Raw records
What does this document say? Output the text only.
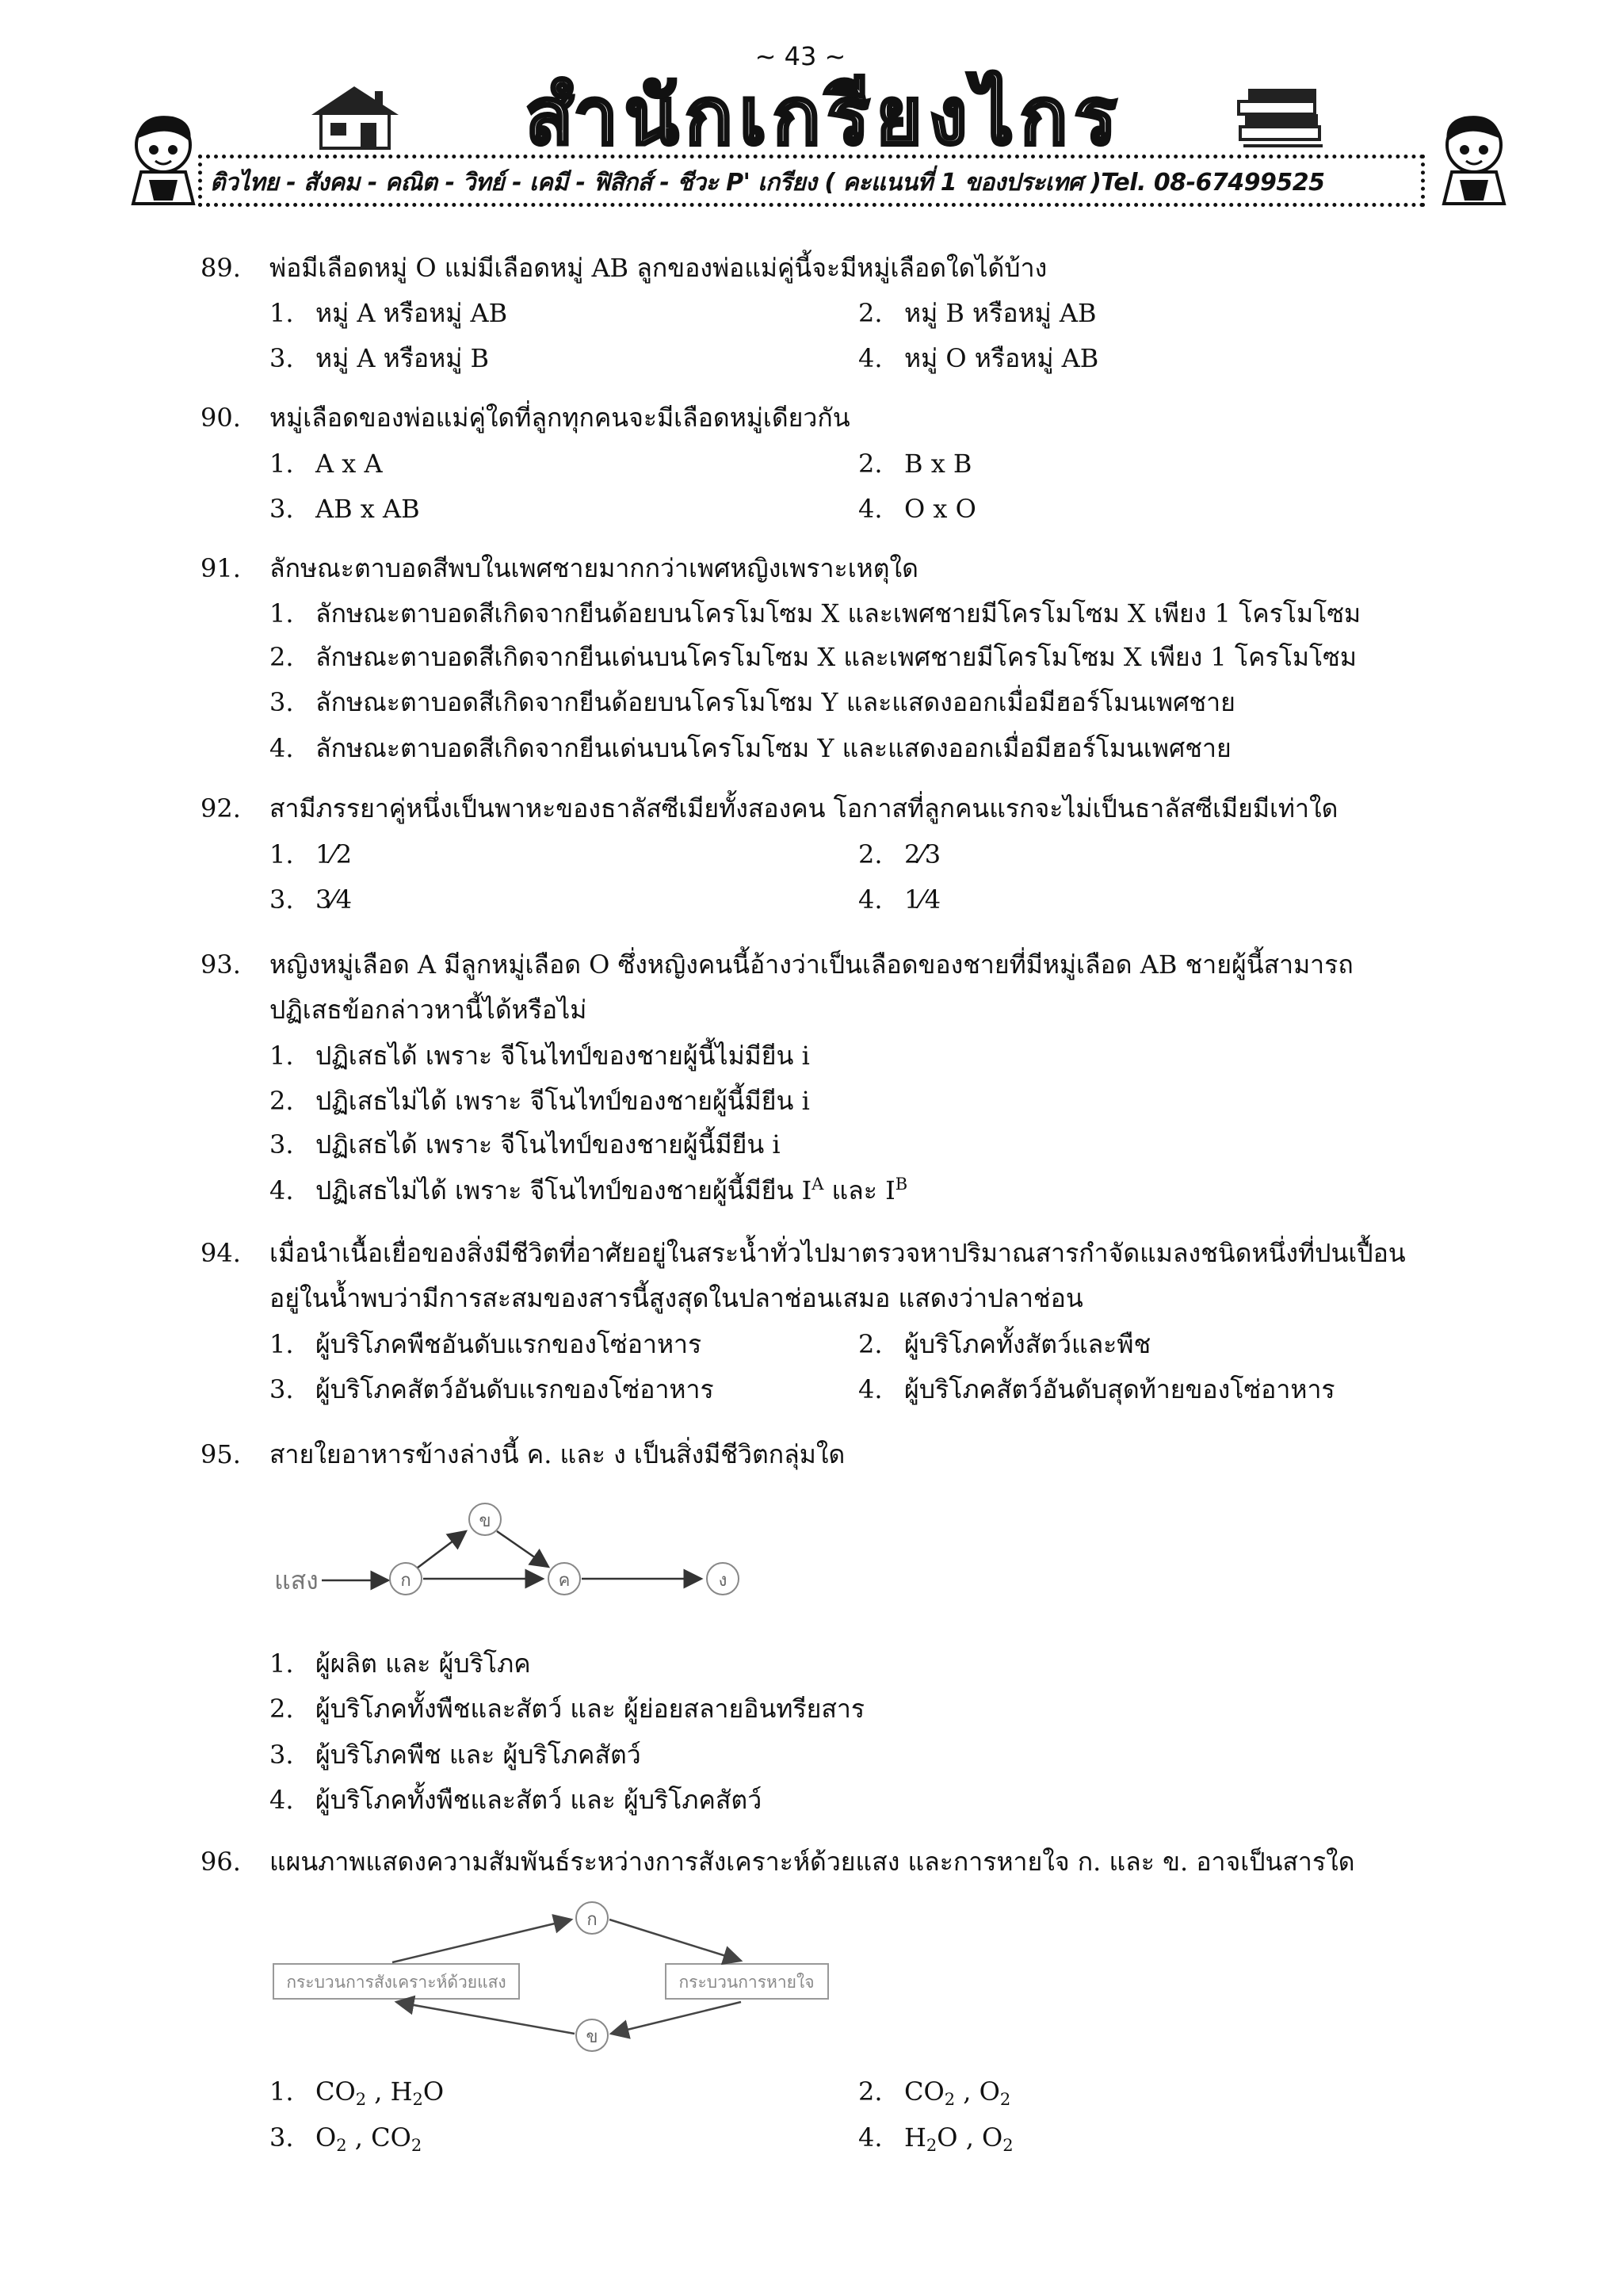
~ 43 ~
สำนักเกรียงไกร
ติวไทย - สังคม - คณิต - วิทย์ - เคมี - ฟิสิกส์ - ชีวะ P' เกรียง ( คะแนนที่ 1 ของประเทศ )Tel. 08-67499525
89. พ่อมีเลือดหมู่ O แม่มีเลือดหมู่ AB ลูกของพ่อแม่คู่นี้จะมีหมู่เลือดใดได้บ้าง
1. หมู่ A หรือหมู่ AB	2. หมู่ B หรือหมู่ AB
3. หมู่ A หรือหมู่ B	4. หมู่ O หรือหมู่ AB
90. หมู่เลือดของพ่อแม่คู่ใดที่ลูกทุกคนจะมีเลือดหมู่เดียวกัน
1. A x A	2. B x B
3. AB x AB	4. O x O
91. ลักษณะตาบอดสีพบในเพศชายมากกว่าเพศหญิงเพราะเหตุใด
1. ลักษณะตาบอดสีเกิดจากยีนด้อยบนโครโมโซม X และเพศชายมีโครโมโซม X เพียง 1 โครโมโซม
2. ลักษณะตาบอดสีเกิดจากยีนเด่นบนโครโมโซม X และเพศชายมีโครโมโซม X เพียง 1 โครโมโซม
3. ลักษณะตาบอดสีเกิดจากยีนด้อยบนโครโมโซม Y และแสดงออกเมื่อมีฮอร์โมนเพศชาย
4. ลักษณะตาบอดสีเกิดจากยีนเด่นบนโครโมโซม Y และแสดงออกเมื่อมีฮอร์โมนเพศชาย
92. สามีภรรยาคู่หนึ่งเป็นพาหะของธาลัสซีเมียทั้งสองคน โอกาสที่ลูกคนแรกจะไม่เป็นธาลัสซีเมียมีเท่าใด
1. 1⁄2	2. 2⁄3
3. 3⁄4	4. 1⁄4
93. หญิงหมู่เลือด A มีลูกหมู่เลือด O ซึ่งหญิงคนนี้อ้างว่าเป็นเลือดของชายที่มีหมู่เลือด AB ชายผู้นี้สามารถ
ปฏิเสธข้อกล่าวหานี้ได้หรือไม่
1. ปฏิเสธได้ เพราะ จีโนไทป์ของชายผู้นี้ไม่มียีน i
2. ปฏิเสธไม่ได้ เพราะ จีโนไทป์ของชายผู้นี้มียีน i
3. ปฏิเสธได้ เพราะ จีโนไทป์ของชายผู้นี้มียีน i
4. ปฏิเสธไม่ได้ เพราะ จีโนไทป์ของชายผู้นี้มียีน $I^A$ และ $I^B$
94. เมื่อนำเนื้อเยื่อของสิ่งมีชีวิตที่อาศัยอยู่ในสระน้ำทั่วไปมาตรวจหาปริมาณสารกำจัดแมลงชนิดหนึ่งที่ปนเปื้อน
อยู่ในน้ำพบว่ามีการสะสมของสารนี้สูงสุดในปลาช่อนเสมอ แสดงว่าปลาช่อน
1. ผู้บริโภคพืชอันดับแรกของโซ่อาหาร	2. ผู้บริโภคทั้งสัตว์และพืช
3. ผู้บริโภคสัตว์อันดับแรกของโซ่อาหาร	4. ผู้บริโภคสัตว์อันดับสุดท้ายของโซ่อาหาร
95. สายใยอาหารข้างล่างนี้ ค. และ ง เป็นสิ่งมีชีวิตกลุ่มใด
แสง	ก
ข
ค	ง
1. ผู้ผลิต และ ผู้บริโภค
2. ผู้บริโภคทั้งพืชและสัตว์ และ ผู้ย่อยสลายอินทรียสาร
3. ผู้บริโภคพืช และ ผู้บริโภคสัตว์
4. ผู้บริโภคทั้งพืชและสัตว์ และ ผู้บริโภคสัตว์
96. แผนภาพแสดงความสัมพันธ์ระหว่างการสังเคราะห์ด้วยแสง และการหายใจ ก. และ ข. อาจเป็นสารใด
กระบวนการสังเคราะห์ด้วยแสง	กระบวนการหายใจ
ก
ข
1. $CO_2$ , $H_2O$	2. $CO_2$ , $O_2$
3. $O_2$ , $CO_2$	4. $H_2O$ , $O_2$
---
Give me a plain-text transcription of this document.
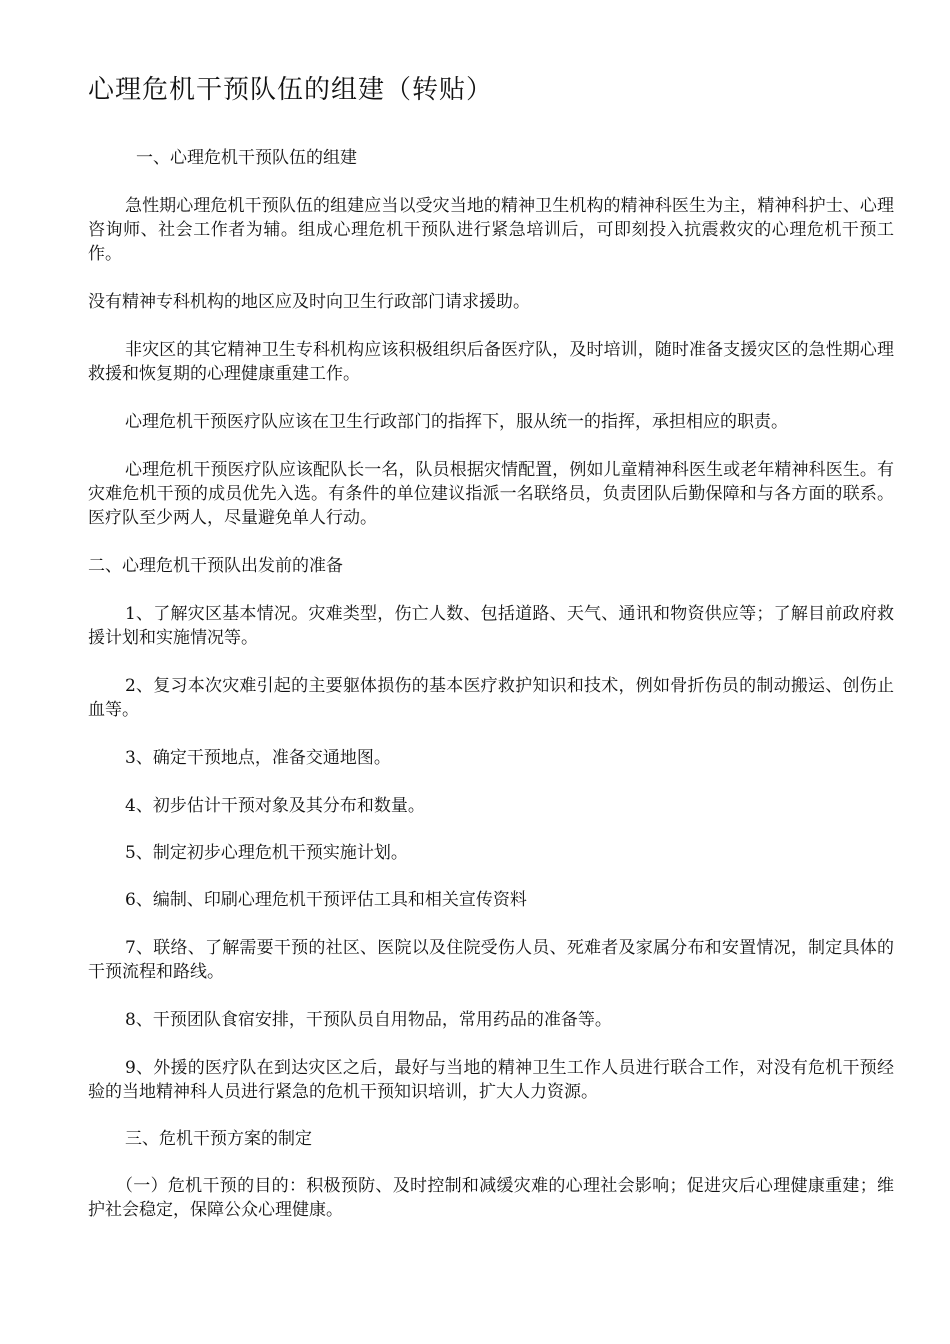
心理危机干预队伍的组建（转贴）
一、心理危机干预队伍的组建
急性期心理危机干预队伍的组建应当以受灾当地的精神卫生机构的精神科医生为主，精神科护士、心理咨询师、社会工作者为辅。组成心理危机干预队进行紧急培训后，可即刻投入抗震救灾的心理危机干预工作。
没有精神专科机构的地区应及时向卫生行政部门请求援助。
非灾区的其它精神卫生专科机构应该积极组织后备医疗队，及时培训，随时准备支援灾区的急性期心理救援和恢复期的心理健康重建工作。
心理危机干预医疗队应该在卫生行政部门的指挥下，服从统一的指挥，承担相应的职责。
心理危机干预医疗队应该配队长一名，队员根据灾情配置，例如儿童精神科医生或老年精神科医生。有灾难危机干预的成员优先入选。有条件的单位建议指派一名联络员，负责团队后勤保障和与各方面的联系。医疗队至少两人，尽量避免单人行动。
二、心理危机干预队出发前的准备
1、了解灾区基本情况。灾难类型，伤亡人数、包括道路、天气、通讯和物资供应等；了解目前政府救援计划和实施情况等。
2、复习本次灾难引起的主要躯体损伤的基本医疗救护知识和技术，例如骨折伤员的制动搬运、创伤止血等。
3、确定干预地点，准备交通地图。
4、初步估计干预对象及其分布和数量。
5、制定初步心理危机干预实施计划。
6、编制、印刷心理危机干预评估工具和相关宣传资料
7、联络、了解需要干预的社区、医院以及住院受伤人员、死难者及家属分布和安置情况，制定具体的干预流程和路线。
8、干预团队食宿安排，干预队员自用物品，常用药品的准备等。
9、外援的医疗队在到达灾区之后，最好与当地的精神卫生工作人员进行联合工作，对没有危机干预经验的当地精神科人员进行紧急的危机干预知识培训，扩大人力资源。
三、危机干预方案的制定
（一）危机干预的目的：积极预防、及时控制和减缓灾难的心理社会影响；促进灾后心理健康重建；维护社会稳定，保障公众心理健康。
--
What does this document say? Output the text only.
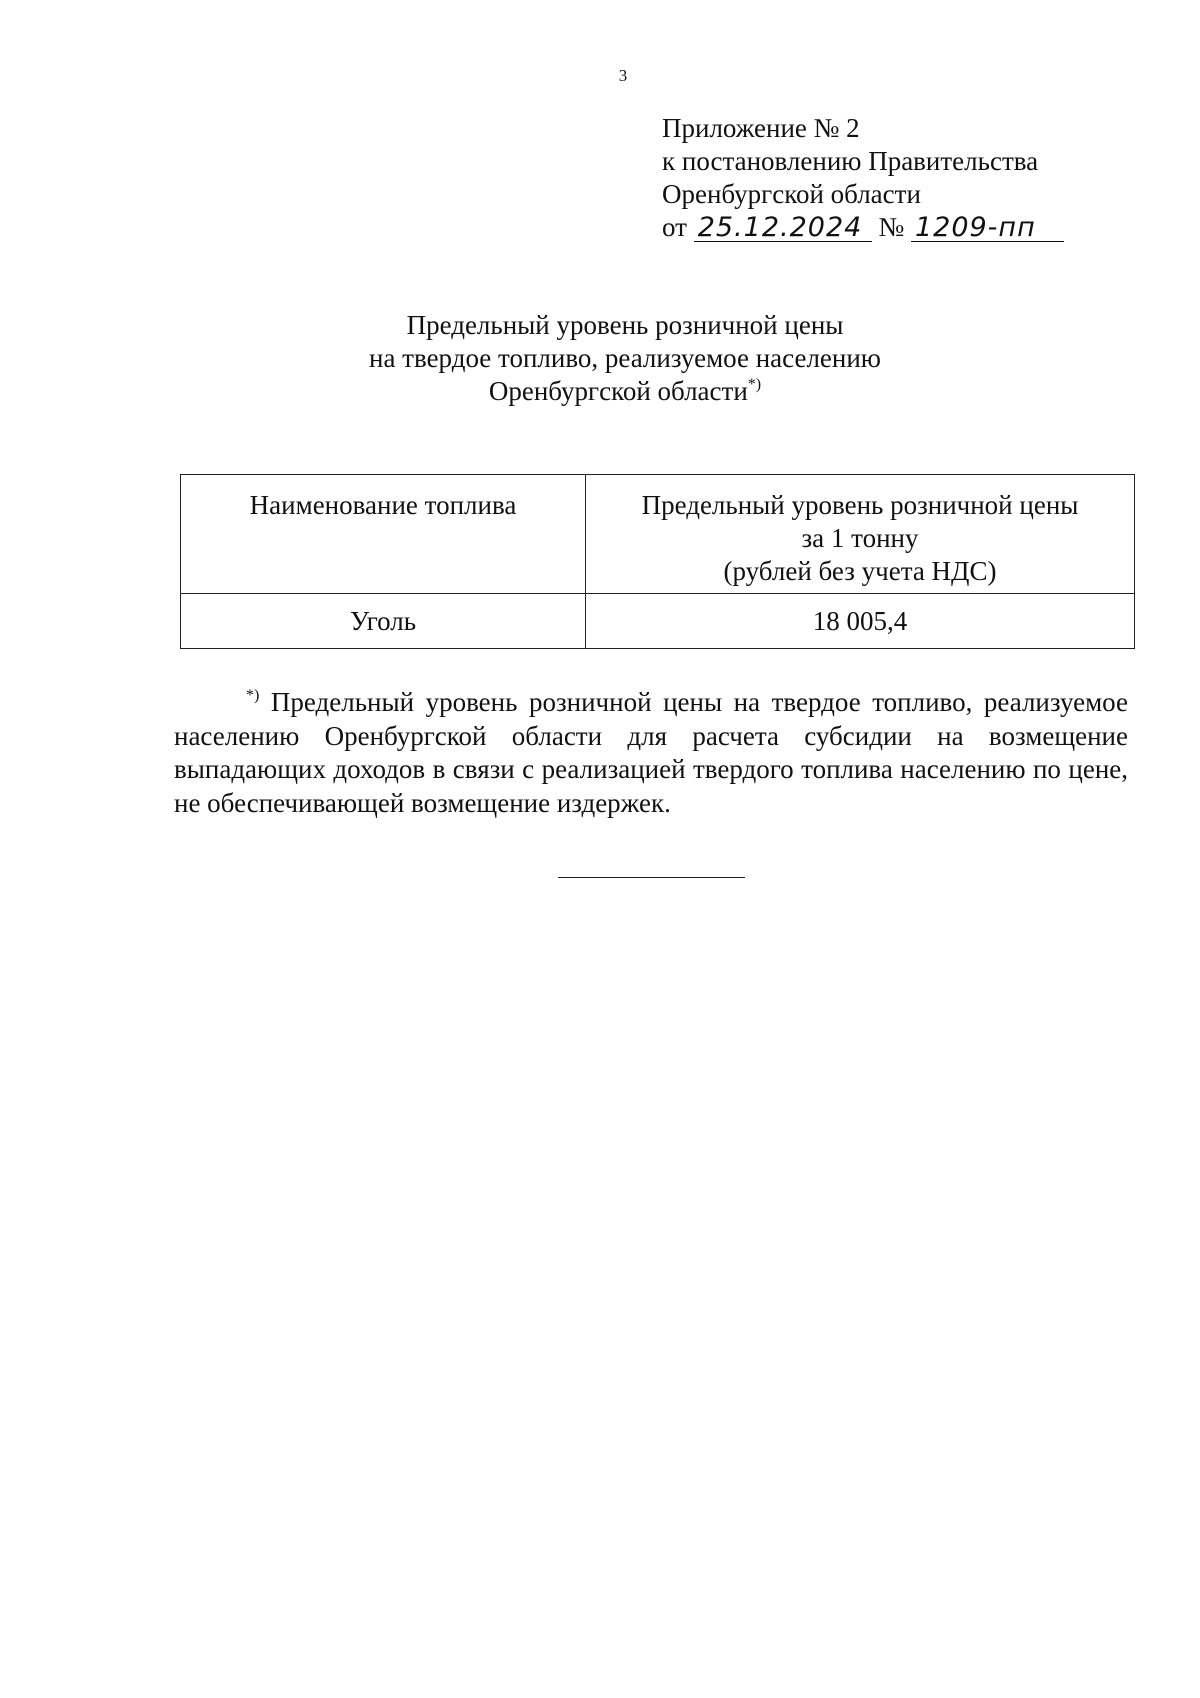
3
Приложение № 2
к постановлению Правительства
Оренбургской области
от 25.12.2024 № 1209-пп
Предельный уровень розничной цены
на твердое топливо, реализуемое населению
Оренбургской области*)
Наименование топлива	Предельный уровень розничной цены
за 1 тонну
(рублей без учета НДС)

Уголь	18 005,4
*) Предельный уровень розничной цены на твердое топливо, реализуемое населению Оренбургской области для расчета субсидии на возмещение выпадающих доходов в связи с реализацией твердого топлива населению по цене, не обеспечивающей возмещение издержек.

Task to complete:
Where a line of the records above holds the word "งเคราะห", copy that line.

Result of this task:
96. แผนภาพแสดงความสัมพันธ์ระหว่างการสังเคราะห์ด้วยแสง และการหายใจ ก. และ ข. อาจเป็นสารใด
กระบวนการสังเคราะห์ด้วยแสง	กระบวนการหายใจ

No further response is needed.